##### Data shown #####

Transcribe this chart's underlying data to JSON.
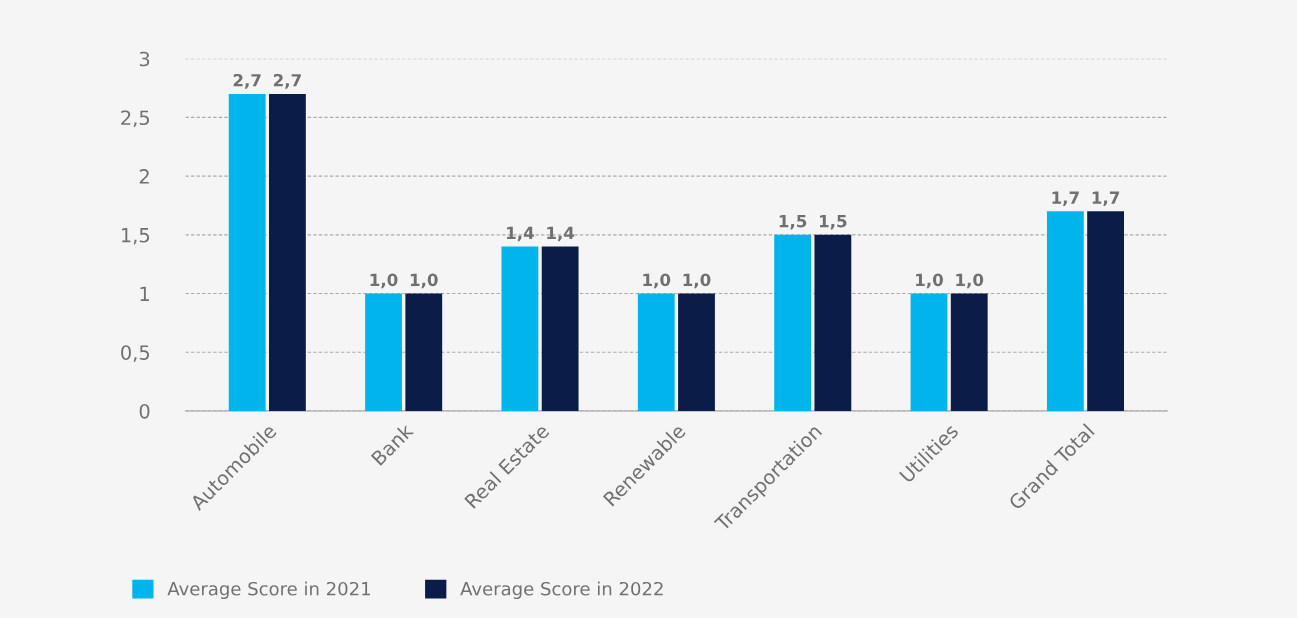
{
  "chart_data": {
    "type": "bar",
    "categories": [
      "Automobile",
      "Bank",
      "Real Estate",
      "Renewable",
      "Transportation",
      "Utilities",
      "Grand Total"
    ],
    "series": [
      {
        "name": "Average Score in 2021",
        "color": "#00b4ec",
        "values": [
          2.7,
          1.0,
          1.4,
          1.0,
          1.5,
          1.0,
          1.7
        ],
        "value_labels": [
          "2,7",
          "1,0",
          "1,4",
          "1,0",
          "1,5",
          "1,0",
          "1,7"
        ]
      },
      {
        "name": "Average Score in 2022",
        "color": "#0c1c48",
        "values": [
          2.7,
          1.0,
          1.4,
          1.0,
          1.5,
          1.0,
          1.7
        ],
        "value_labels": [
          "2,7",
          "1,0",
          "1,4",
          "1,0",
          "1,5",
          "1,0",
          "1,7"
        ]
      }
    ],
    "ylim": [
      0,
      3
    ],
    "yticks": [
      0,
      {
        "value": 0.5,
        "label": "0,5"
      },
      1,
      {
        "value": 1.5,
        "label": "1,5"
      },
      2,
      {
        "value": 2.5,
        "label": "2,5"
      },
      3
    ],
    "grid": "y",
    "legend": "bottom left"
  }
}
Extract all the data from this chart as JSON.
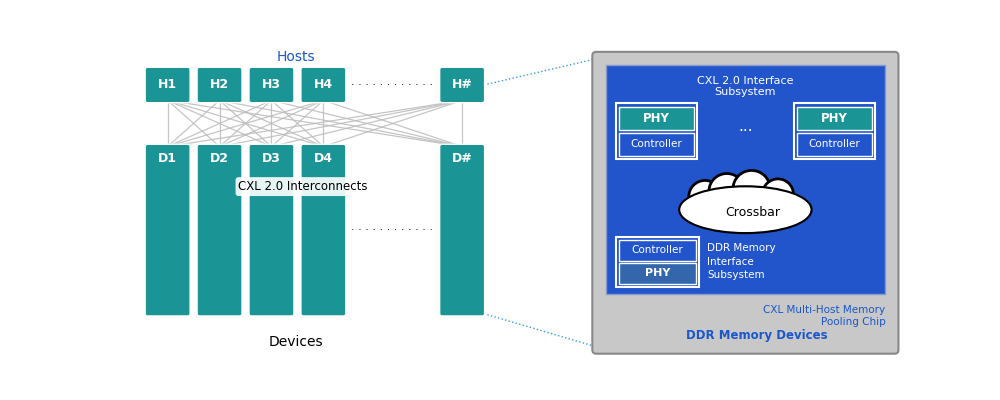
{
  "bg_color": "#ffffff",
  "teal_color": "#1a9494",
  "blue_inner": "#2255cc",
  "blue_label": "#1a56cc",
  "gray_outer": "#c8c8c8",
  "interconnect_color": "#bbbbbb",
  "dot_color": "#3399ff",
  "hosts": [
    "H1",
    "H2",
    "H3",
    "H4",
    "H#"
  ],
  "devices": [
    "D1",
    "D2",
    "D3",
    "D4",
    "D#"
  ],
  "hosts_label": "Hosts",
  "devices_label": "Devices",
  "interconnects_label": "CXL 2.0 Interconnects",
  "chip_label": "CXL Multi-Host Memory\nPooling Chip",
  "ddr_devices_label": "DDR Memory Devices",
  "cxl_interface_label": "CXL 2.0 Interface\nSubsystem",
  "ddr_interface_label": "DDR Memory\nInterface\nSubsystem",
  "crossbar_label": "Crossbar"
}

#####

Take each line of the material that contains the word "name" and list it.

        "name": "Average Score in 2021",
        "name": "Average Score in 2022",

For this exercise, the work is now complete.